- **WHAT IS ASKED**
Read through the data and report every line in which the word "выставления" occurs.

- **DATA**
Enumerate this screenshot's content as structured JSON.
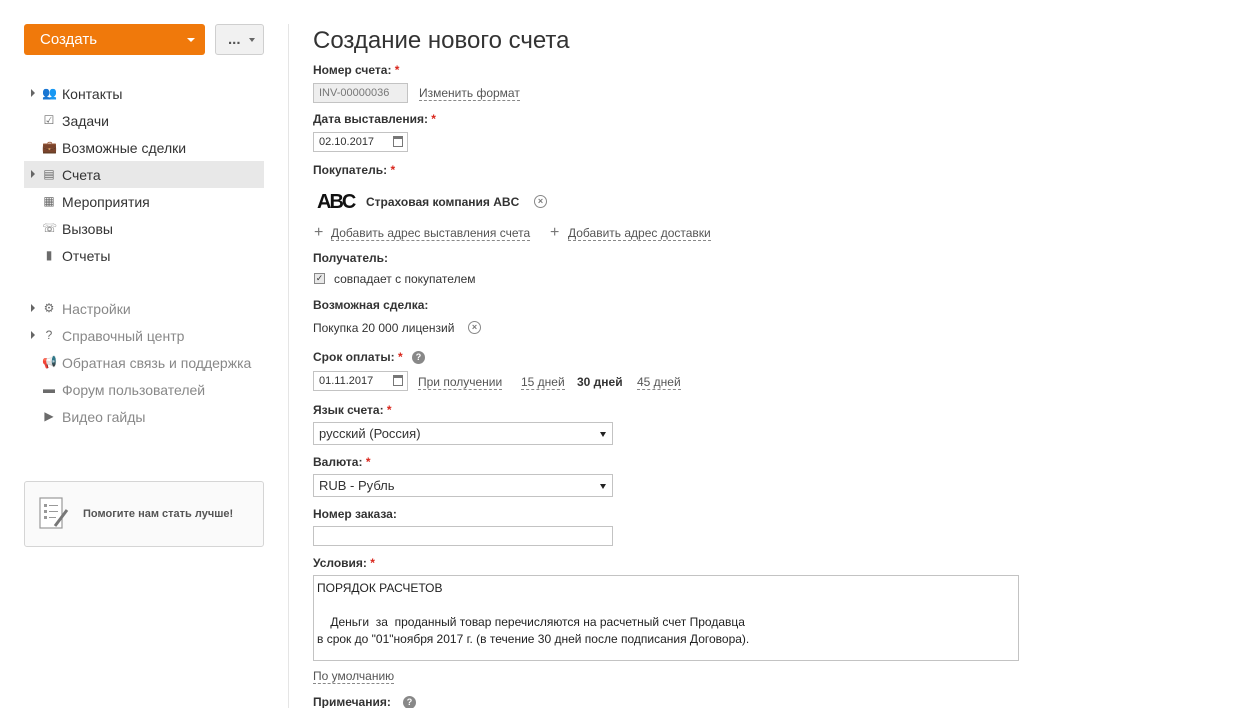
{
  "sidebar": {
    "create_label": "Создать",
    "more_label": "...",
    "nav": [
      {
        "label": "Контакты",
        "icon": "contacts-icon",
        "glyph": "👥",
        "has_caret": true,
        "active": false
      },
      {
        "label": "Задачи",
        "icon": "tasks-icon",
        "glyph": "☑",
        "has_caret": false,
        "active": false
      },
      {
        "label": "Возможные сделки",
        "icon": "deals-icon",
        "glyph": "💼",
        "has_caret": false,
        "active": false
      },
      {
        "label": "Счета",
        "icon": "invoices-icon",
        "glyph": "▤",
        "has_caret": true,
        "active": true
      },
      {
        "label": "Мероприятия",
        "icon": "calendar-icon",
        "glyph": "▦",
        "has_caret": false,
        "active": false
      },
      {
        "label": "Вызовы",
        "icon": "phone-icon",
        "glyph": "☏",
        "has_caret": false,
        "active": false
      },
      {
        "label": "Отчеты",
        "icon": "reports-icon",
        "glyph": "▮",
        "has_caret": false,
        "active": false
      }
    ],
    "secondary": [
      {
        "label": "Настройки",
        "icon": "gear-icon",
        "glyph": "⚙",
        "has_caret": true
      },
      {
        "label": "Справочный центр",
        "icon": "question-icon",
        "glyph": "?",
        "has_caret": true
      },
      {
        "label": "Обратная связь и поддержка",
        "icon": "megaphone-icon",
        "glyph": "📢",
        "has_caret": false
      },
      {
        "label": "Форум пользователей",
        "icon": "chat-icon",
        "glyph": "▬",
        "has_caret": false
      },
      {
        "label": "Видео гайды",
        "icon": "video-icon",
        "glyph": "▶",
        "has_caret": false
      }
    ],
    "help_label": "Помогите нам стать лучше!"
  },
  "form": {
    "title": "Создание нового счета",
    "invoice_number_label": "Номер счета:",
    "invoice_number_value": "INV-00000036",
    "change_format_link": "Изменить формат",
    "issue_date_label": "Дата выставления:",
    "issue_date_value": "02.10.2017",
    "buyer_label": "Покупатель:",
    "buyer_logo": "ABC",
    "buyer_name": "Страховая компания ABC",
    "add_billing_address": "Добавить адрес выставления счета",
    "add_delivery_address": "Добавить адрес доставки",
    "recipient_label": "Получатель:",
    "same_as_buyer_label": "совпадает с покупателем",
    "same_as_buyer_checked": true,
    "deal_label": "Возможная сделка:",
    "deal_value": "Покупка 20 000 лицензий",
    "due_label": "Срок оплаты:",
    "due_date_value": "01.11.2017",
    "due_options": [
      "При получении",
      "15 дней",
      "30 дней",
      "45 дней"
    ],
    "due_selected": "30 дней",
    "language_label": "Язык счета:",
    "language_value": "русский (Россия)",
    "currency_label": "Валюта:",
    "currency_value": "RUB - Рубль",
    "order_number_label": "Номер заказа:",
    "order_number_value": "",
    "terms_label": "Условия:",
    "terms_text": "ПОРЯДОК РАСЧЕТОВ\n\n    Деньги  за  проданный товар перечисляются на расчетный счет Продавца\nв срок до \"01\"ноября 2017 г. (в течение 30 дней после подписания Договора).",
    "default_link": "По умолчанию",
    "notes_label": "Примечания:"
  },
  "colors": {
    "accent": "#f0790b",
    "required": "#d9261c"
  }
}
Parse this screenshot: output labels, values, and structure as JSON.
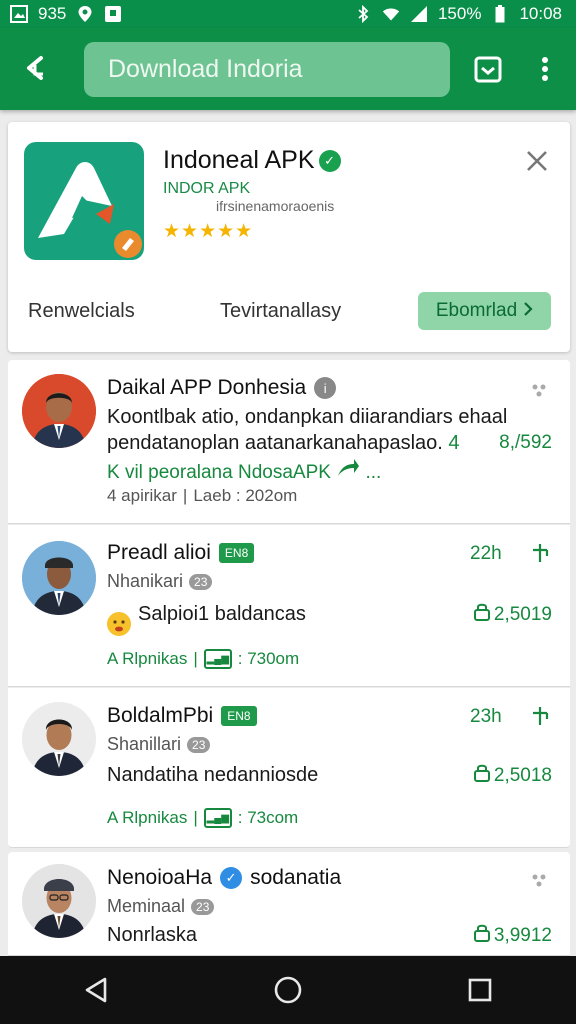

- **FULL SOLUTION**
    "issue_date_label": "Дата выставления:",
    "add_billing_address": "Добавить адрес выставления счета",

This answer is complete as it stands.